[Records from a dataset]
--- begin ---

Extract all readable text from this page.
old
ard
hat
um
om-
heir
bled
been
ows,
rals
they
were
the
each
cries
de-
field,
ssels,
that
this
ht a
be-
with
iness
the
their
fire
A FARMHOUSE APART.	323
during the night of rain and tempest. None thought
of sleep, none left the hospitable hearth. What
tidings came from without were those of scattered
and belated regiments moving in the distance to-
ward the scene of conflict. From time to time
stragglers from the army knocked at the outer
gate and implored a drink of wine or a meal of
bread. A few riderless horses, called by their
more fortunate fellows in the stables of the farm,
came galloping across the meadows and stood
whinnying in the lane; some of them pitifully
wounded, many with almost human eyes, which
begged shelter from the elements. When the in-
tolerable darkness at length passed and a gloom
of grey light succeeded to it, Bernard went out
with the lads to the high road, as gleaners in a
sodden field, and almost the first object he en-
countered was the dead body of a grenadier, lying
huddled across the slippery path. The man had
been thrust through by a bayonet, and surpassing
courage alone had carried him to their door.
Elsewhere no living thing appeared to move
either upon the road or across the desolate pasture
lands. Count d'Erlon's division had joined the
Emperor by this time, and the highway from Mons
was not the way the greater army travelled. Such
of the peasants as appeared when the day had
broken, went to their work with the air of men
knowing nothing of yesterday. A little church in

--- end ---

PROBLEM DETAILS> Transcribe the full listing above without leaving anything out.

SOLUTION FOR THIS EXERCISE>
Extract all readable text from this page.
old
ard
hat
um
om-
heir
bled
been
ows,
rals
they
were
the
each
cries
de-
field,
ssels,
that
this
ht a
be-
with
iness
the
their
fire
A FARMHOUSE APART.	323
during the night of rain and tempest. None thought
of sleep, none left the hospitable hearth. What
tidings came from without were those of scattered
and belated regiments moving in the distance to-
ward the scene of conflict. From time to time
stragglers from the army knocked at the outer
gate and implored a drink of wine or a meal of
bread. A few riderless horses, called by their
more fortunate fellows in the stables of the farm,
came galloping across the meadows and stood
whinnying in the lane; some of them pitifully
wounded, many with almost human eyes, which
begged shelter from the elements. When the in-
tolerable darkness at length passed and a gloom
of grey light succeeded to it, Bernard went out
with the lads to the high road, as gleaners in a
sodden field, and almost the first object he en-
countered was the dead body of a grenadier, lying
huddled across the slippery path. The man had
been thrust through by a bayonet, and surpassing
courage alone had carried him to their door.
Elsewhere no living thing appeared to move
either upon the road or across the desolate pasture
lands. Count d'Erlon's division had joined the
Emperor by this time, and the highway from Mons
was not the way the greater army travelled. Such
of the peasants as appeared when the day had
broken, went to their work with the air of men
knowing nothing of yesterday. A little church in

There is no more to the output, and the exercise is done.